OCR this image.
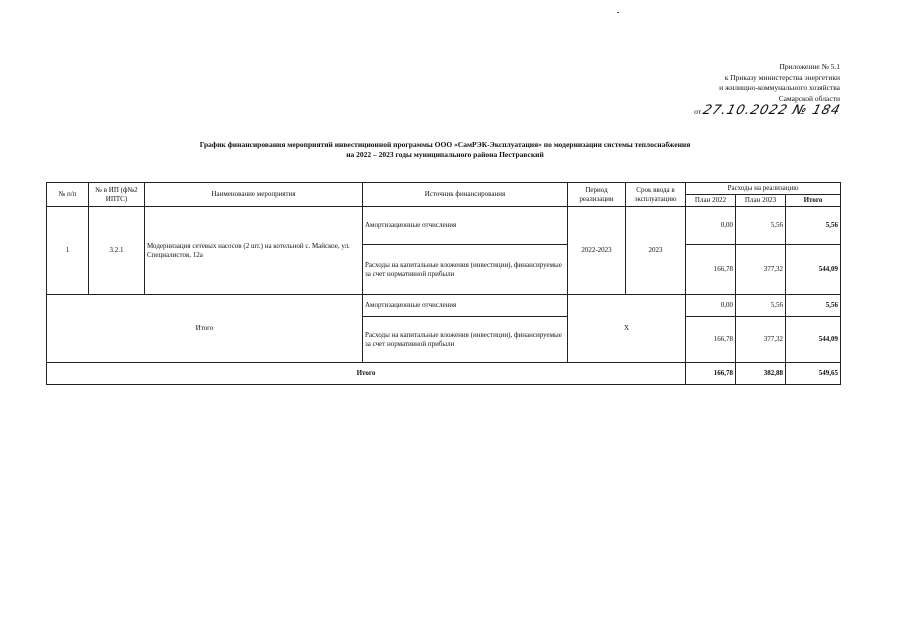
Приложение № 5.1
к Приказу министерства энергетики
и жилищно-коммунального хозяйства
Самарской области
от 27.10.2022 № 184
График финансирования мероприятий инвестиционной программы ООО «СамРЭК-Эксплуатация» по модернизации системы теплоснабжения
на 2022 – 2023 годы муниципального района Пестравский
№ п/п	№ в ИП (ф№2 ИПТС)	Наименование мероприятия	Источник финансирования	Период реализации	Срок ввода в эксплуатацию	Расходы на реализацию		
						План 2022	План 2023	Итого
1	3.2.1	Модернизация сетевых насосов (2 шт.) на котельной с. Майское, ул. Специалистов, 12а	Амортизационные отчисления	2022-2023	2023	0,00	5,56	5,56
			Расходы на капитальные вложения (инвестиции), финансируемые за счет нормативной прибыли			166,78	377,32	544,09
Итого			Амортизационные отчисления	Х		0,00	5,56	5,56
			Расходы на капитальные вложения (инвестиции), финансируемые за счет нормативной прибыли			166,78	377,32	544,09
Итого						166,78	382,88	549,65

⁂

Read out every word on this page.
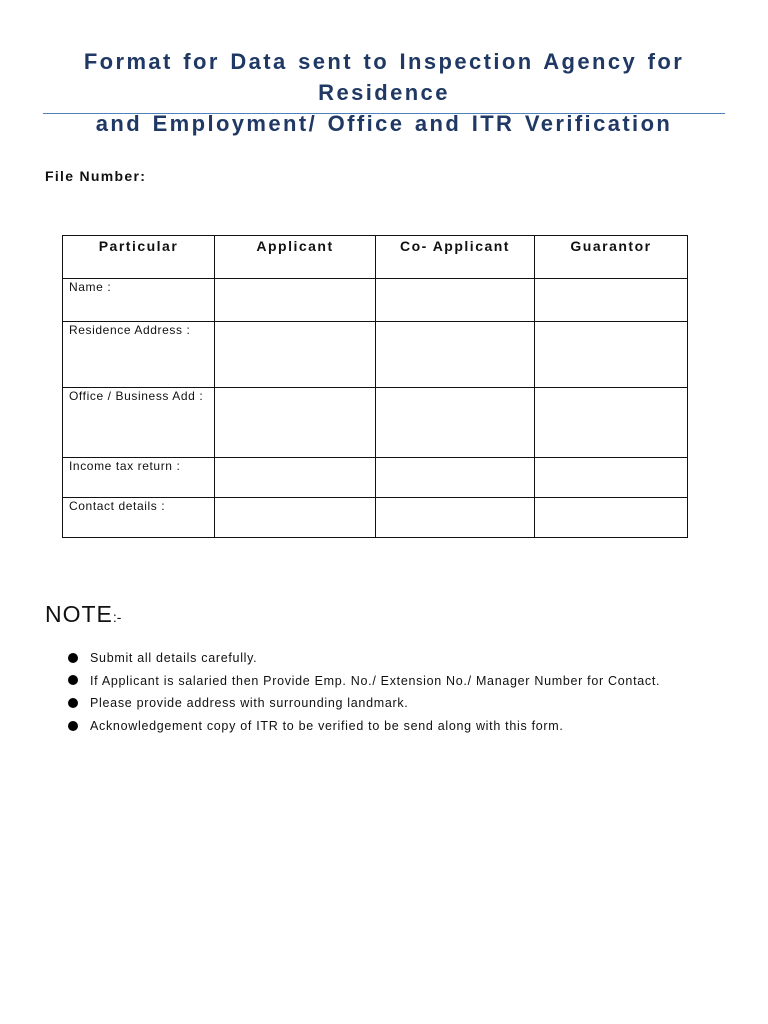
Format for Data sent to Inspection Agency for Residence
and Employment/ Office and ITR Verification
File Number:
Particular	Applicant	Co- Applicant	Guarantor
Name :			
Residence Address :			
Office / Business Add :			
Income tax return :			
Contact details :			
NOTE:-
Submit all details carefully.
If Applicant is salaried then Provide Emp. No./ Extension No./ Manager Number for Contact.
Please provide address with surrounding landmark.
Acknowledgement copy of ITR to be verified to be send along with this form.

⁂

Goal of the exercise
Gather each line that holds "отчисления".

Solution below
1	3.2.1	Модернизация сетевых насосов (2 шт.) на котельной с. Майское, ул. Специалистов, 12а	Амортизационные отчисления	2022-2023	2023	0,00	5,56	5,56
Итого			Амортизационные отчисления	Х		0,00	5,56	5,56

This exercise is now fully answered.